Given entries:
** Begin **

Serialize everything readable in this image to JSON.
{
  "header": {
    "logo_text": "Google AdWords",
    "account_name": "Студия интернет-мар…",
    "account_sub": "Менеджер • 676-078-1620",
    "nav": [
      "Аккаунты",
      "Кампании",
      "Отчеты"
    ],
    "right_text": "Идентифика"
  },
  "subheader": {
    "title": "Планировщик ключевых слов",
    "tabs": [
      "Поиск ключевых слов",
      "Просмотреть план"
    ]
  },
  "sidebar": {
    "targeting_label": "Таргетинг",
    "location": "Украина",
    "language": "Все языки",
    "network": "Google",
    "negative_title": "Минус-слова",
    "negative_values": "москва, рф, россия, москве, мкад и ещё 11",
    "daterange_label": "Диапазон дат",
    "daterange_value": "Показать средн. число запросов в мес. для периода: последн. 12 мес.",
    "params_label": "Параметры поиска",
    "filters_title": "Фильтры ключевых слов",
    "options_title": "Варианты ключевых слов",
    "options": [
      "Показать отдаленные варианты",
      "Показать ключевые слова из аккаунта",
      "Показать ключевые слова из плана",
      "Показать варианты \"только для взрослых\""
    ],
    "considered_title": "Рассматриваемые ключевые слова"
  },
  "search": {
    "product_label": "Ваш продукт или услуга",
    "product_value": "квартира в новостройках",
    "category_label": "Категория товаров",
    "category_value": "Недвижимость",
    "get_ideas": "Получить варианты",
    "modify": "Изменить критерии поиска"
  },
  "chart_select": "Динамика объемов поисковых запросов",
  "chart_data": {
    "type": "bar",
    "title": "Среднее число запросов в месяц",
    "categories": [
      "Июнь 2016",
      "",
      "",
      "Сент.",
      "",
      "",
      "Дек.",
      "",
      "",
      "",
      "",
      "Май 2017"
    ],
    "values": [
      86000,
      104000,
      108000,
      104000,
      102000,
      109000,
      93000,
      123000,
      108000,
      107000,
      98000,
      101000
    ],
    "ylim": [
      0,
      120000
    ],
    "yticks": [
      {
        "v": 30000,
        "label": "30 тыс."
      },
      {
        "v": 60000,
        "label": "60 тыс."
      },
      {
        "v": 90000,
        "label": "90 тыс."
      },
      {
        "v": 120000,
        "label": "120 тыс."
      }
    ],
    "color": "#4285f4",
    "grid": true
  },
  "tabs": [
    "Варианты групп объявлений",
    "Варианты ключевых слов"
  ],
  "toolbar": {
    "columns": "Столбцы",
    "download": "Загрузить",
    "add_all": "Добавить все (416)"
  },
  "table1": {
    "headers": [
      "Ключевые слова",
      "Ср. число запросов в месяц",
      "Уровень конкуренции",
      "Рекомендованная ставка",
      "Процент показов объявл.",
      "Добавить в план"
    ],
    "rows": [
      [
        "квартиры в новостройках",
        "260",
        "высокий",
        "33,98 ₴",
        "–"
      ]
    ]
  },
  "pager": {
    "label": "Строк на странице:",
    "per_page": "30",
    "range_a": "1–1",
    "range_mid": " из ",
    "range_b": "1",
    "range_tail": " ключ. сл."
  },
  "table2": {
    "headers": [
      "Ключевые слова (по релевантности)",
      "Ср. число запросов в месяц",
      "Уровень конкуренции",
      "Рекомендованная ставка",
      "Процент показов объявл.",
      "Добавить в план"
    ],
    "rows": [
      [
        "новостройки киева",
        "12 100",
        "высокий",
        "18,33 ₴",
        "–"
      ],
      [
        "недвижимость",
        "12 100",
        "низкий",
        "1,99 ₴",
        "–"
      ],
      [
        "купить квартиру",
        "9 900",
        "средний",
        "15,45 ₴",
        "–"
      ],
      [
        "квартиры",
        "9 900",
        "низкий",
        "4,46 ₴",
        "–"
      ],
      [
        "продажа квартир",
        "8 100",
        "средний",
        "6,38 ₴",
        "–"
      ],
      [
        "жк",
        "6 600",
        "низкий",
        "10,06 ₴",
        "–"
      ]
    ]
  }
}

** End **
** Begin **

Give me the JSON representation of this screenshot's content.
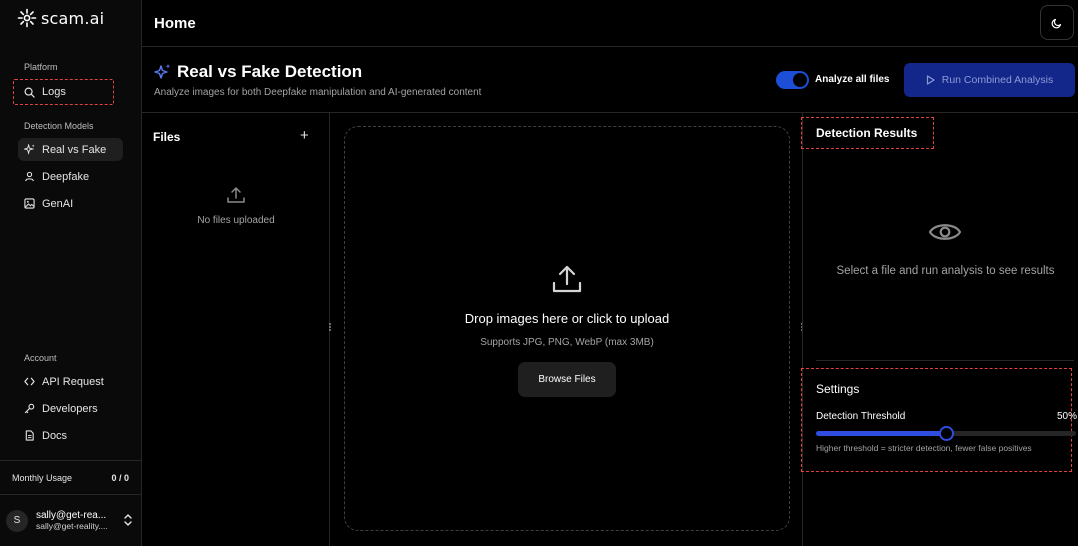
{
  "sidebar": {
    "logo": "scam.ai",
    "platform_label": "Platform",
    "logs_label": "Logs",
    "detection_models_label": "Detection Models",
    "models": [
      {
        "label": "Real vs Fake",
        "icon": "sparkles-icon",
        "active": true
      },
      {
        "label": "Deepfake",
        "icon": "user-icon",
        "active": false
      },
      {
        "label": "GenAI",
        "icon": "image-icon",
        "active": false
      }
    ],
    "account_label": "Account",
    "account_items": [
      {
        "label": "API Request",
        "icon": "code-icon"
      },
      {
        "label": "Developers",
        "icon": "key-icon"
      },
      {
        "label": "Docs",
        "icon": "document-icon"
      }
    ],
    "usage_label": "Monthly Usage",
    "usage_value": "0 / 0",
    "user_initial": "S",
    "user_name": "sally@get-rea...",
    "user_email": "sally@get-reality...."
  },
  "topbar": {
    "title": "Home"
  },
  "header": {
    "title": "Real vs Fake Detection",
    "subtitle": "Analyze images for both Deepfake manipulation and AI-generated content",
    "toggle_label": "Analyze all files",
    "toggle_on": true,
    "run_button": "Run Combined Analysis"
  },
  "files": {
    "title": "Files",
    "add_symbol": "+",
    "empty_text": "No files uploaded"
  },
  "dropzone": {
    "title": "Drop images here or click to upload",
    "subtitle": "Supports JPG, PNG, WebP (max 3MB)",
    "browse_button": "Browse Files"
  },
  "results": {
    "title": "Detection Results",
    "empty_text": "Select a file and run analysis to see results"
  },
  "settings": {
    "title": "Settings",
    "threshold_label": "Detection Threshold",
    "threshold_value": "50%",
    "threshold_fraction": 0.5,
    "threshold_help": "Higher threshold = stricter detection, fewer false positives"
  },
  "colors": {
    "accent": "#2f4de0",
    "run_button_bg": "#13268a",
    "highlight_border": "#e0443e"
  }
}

** End **

Instructions to follow: Which lines hold the word "icon"? Copy all of them.

Written solution:
        "icon": "sparkles-icon",
        "icon": "user-icon",
        "icon": "image-icon",
        "icon": "code-icon"
        "icon": "key-icon"
        "icon": "document-icon"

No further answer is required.